[Extracted data records]
§
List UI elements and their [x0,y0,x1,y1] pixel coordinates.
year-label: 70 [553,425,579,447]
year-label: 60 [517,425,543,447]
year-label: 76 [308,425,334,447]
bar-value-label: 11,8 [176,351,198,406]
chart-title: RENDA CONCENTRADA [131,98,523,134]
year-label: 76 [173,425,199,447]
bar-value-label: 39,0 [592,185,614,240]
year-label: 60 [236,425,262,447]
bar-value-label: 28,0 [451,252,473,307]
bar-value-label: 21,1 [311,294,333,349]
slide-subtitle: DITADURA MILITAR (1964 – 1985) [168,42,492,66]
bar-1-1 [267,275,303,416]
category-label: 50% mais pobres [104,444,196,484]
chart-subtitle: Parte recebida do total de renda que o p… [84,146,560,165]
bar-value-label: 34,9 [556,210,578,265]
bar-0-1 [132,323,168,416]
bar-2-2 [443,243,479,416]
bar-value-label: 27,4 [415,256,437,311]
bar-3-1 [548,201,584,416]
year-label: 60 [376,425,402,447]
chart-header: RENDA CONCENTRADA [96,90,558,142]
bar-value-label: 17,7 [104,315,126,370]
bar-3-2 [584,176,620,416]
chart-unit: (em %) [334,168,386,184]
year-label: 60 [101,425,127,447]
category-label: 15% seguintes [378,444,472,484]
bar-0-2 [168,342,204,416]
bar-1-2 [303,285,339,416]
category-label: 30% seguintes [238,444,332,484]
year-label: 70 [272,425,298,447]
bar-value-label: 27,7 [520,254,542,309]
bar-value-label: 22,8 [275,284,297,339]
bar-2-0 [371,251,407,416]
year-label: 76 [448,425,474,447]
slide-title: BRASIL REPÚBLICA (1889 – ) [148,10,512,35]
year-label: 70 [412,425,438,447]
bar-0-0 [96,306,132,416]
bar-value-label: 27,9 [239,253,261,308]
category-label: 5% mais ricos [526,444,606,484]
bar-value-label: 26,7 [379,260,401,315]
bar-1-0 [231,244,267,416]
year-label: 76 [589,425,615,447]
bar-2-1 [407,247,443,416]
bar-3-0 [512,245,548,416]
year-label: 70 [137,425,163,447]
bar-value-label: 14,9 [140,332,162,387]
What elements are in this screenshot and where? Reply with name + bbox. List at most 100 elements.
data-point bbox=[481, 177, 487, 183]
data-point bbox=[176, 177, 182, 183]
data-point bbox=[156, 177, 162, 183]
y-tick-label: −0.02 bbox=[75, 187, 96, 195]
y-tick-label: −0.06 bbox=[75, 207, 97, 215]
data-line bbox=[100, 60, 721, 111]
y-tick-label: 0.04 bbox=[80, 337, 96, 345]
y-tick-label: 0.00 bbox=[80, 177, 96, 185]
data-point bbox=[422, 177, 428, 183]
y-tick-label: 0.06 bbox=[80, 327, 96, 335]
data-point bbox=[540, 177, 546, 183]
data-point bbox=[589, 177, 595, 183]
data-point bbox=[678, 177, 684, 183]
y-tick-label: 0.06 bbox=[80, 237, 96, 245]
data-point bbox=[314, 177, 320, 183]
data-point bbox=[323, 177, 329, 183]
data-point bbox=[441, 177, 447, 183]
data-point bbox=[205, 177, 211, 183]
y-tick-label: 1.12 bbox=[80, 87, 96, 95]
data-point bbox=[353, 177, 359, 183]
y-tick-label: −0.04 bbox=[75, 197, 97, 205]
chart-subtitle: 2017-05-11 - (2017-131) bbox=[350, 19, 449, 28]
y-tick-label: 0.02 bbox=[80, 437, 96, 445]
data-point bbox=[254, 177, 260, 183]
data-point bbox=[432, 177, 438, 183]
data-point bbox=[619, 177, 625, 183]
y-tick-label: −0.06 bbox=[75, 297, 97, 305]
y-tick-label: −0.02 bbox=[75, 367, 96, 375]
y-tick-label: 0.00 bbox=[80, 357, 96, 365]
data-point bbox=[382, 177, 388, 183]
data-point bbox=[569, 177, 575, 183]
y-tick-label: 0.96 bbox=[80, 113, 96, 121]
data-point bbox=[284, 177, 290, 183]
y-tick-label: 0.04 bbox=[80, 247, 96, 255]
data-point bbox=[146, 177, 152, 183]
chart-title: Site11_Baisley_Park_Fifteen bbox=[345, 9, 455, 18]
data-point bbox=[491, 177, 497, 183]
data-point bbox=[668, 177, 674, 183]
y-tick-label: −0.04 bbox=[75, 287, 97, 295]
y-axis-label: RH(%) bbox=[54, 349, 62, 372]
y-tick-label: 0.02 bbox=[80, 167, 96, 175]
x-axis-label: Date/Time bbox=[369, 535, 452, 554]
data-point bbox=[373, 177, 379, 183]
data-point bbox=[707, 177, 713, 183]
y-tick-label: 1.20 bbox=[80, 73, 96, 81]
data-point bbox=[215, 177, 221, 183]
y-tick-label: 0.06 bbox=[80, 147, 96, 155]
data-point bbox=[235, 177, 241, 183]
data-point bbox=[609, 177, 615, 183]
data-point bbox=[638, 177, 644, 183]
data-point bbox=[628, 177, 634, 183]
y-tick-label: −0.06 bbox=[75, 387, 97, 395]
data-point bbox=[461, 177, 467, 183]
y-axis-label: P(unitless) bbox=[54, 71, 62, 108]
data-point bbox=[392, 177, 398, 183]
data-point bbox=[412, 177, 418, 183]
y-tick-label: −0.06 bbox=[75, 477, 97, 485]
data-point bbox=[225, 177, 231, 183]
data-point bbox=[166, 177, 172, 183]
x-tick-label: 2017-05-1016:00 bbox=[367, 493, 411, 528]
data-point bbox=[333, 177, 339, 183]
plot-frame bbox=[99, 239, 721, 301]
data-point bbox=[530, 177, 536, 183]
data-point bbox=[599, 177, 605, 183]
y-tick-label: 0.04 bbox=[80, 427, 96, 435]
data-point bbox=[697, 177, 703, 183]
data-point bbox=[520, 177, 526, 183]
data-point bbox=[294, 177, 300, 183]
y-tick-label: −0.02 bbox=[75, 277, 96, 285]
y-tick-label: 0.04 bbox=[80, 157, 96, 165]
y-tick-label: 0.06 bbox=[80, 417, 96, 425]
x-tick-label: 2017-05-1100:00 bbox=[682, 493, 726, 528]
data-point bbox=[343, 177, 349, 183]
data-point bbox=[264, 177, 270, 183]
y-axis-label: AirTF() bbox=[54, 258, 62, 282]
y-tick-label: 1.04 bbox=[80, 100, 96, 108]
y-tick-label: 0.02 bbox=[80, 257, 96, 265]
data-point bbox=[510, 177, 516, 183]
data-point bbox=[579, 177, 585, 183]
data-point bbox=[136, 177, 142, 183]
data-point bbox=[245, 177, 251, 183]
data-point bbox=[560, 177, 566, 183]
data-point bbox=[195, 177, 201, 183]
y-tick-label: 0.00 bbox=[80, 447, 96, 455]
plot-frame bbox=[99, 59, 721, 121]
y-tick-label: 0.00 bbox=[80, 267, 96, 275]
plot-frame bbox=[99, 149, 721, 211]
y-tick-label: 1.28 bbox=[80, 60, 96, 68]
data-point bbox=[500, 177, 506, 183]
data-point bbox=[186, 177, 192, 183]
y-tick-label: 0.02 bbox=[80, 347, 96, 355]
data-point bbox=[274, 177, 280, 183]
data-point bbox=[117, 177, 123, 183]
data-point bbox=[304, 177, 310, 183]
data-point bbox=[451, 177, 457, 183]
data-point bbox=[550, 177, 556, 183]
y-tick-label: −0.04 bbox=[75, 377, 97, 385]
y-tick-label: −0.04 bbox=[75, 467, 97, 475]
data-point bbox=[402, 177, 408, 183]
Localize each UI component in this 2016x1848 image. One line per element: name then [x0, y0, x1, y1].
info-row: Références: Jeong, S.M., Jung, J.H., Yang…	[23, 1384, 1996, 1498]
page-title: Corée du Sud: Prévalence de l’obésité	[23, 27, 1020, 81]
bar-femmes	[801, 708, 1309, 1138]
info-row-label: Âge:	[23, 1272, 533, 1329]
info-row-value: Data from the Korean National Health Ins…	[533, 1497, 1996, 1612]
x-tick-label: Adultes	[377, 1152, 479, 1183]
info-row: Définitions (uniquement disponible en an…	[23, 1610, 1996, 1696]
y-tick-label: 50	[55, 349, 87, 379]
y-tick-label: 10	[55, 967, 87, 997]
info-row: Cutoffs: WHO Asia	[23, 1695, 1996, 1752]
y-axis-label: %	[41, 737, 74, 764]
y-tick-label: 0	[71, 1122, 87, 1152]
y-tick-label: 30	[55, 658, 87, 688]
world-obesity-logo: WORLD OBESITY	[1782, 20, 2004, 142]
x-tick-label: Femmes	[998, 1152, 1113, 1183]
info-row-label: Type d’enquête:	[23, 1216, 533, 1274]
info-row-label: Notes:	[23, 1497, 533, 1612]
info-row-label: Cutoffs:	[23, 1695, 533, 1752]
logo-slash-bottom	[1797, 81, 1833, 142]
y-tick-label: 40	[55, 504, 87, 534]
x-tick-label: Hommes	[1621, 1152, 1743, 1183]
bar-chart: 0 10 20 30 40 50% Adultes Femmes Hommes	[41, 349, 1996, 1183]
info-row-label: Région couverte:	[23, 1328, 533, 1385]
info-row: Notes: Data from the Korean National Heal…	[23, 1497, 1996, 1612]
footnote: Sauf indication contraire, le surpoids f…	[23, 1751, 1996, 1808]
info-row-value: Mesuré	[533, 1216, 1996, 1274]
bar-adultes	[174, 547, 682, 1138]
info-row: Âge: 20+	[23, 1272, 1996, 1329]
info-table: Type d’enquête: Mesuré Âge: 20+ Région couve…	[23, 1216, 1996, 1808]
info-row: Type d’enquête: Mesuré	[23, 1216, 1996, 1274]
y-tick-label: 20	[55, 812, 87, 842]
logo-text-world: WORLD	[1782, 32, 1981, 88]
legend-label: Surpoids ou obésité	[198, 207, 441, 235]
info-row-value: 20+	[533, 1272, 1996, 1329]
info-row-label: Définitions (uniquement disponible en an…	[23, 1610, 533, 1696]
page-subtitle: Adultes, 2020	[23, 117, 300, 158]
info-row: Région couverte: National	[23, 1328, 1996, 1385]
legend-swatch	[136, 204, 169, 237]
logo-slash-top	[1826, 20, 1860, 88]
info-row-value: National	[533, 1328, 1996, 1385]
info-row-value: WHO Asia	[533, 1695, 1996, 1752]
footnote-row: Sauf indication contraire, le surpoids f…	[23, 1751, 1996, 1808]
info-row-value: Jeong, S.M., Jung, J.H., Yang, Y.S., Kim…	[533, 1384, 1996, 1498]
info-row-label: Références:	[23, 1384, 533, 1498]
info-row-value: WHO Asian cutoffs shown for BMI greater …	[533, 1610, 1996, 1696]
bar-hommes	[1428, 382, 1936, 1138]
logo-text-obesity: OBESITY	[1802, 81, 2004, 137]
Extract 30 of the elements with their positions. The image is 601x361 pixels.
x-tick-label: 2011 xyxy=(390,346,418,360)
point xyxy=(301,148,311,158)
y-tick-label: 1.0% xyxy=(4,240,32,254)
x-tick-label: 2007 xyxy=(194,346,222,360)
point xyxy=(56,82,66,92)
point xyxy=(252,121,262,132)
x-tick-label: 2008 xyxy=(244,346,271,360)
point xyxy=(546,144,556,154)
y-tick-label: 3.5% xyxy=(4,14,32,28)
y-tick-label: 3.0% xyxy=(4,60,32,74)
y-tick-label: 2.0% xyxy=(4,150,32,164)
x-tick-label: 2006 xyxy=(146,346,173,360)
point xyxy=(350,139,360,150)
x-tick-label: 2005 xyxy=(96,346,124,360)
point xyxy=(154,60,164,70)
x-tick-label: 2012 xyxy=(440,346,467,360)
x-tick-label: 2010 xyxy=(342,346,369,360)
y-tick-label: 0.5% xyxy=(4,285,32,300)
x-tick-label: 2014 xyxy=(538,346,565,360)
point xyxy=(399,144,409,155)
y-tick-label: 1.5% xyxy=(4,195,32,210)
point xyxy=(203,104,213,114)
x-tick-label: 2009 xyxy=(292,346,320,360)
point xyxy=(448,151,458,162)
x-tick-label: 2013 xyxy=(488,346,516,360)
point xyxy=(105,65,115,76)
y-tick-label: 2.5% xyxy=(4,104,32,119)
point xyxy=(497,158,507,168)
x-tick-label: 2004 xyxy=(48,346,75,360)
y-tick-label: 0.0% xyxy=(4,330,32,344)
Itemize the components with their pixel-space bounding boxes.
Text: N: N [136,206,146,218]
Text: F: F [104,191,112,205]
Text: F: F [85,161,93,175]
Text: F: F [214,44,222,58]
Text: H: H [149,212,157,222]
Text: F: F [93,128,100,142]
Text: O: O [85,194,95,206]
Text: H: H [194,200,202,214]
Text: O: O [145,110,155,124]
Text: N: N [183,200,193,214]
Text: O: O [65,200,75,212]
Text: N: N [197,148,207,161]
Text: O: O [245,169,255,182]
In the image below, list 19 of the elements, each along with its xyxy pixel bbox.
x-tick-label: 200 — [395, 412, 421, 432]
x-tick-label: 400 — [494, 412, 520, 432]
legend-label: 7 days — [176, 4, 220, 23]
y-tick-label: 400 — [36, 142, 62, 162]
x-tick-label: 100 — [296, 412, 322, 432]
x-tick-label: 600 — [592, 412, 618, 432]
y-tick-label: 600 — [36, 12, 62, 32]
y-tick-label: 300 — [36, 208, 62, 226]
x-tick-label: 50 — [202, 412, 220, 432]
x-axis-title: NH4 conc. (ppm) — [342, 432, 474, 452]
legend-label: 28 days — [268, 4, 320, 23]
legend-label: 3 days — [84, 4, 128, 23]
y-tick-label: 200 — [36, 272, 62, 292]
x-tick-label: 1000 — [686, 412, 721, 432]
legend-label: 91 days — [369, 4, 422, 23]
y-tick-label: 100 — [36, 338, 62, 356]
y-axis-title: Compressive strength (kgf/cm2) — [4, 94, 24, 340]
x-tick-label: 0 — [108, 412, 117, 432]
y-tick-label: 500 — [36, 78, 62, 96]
§
== The problem ==
Please copy the records word for word, from the start of the records up to and including the line with "year-label: 70 [412,425,438,447]".

== Task response ==
List UI elements and their [x0,y0,x1,y1] pixel coordinates.
year-label: 70 [553,425,579,447]
year-label: 60 [517,425,543,447]
year-label: 76 [308,425,334,447]
bar-value-label: 11,8 [176,351,198,406]
chart-title: RENDA CONCENTRADA [131,98,523,134]
year-label: 76 [173,425,199,447]
bar-value-label: 39,0 [592,185,614,240]
year-label: 60 [236,425,262,447]
bar-value-label: 28,0 [451,252,473,307]
bar-value-label: 21,1 [311,294,333,349]
slide-subtitle: DITADURA MILITAR (1964 – 1985) [168,42,492,66]
bar-1-1 [267,275,303,416]
category-label: 50% mais pobres [104,444,196,484]
chart-subtitle: Parte recebida do total de renda que o p… [84,146,560,165]
bar-value-label: 34,9 [556,210,578,265]
bar-0-1 [132,323,168,416]
bar-2-2 [443,243,479,416]
bar-value-label: 27,4 [415,256,437,311]
bar-3-1 [548,201,584,416]
year-label: 60 [376,425,402,447]
chart-header: RENDA CONCENTRADA [96,90,558,142]
bar-value-label: 17,7 [104,315,126,370]
bar-3-2 [584,176,620,416]
chart-unit: (em %) [334,168,386,184]
year-label: 60 [101,425,127,447]
category-label: 15% seguintes [378,444,472,484]
bar-0-2 [168,342,204,416]
bar-1-2 [303,285,339,416]
category-label: 30% seguintes [238,444,332,484]
year-label: 70 [272,425,298,447]
bar-value-label: 27,7 [520,254,542,309]
bar-value-label: 22,8 [275,284,297,339]
bar-2-0 [371,251,407,416]
year-label: 76 [448,425,474,447]
slide-title: BRASIL REPÚBLICA (1889 – ) [148,10,512,35]
year-label: 70 [412,425,438,447]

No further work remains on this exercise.